═══ Extracted records ═══

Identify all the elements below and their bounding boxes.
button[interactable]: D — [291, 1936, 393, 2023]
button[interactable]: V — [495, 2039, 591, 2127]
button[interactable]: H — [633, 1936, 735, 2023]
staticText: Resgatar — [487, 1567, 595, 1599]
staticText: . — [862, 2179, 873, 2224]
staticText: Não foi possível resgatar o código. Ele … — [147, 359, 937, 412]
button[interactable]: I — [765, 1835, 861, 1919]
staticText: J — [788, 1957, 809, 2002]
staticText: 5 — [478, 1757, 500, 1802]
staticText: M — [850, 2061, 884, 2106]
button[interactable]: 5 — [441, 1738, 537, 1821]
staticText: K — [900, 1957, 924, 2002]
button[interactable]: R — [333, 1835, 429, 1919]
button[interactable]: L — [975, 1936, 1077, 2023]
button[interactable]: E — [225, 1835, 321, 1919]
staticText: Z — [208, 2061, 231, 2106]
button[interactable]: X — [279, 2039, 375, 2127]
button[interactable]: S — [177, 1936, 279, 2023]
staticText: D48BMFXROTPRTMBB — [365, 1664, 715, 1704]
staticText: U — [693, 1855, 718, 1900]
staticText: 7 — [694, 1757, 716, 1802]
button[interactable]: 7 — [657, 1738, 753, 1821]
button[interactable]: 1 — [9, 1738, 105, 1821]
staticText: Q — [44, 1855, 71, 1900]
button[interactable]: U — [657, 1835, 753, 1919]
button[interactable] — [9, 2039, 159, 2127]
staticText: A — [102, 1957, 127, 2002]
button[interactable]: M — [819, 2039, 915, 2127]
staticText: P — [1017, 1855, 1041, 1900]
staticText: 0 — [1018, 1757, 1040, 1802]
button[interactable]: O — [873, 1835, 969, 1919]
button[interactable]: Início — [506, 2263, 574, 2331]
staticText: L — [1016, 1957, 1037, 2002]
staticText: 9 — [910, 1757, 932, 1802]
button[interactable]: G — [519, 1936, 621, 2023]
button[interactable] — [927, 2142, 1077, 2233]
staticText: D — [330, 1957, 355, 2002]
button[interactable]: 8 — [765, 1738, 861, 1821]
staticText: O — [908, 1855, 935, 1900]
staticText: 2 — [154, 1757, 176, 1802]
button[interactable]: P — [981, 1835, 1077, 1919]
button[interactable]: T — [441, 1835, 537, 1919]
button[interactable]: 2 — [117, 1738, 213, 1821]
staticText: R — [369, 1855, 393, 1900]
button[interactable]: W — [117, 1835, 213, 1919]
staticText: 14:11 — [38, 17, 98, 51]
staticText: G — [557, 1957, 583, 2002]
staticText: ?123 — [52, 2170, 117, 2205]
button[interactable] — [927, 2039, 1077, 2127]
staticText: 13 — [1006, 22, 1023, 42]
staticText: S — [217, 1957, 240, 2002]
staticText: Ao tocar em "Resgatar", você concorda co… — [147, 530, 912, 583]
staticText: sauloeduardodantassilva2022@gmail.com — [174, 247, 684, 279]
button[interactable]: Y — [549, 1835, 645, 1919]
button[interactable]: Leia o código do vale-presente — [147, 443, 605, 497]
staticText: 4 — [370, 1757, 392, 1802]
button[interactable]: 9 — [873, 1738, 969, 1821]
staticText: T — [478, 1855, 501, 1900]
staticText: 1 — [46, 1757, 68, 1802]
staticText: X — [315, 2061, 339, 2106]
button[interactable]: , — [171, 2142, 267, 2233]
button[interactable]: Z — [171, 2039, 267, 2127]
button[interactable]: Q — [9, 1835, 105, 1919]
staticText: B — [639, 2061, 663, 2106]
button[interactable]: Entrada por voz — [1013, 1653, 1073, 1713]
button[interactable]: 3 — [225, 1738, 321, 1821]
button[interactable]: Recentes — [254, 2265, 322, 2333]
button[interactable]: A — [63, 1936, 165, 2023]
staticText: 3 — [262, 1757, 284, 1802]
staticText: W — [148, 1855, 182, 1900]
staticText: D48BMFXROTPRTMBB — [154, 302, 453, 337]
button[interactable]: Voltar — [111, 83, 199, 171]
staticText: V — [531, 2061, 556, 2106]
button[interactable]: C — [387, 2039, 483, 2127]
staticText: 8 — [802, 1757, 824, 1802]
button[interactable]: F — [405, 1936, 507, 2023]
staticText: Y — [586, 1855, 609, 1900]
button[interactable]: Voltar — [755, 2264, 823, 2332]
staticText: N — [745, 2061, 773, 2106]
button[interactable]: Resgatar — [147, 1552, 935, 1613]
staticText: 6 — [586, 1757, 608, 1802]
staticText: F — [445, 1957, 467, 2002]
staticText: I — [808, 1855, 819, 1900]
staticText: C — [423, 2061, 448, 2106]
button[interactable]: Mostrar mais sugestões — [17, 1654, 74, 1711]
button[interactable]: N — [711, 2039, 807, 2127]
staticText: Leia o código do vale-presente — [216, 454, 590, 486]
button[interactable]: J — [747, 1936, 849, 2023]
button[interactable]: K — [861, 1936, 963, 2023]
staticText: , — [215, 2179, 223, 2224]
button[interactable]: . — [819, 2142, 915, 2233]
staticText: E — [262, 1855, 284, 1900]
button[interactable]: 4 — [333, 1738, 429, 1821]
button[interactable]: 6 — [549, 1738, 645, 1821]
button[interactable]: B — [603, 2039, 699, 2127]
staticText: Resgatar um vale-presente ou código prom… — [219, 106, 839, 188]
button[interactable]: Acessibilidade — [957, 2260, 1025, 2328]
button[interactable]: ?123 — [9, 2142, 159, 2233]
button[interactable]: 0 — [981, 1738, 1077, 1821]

═══

## Task instructions
Reproduce the material character for character, from its very first line down through the line containing "button[interactable]: 5 —", with both of those lines included.

## Solution to this problem
Identify all the elements below and their bounding boxes.
button[interactable]: D — [291, 1936, 393, 2023]
button[interactable]: V — [495, 2039, 591, 2127]
button[interactable]: H — [633, 1936, 735, 2023]
staticText: Resgatar — [487, 1567, 595, 1599]
staticText: . — [862, 2179, 873, 2224]
staticText: Não foi possível resgatar o código. Ele … — [147, 359, 937, 412]
button[interactable]: I — [765, 1835, 861, 1919]
staticText: J — [788, 1957, 809, 2002]
staticText: 5 — [478, 1757, 500, 1802]
staticText: M — [850, 2061, 884, 2106]
button[interactable]: 5 — [441, 1738, 537, 1821]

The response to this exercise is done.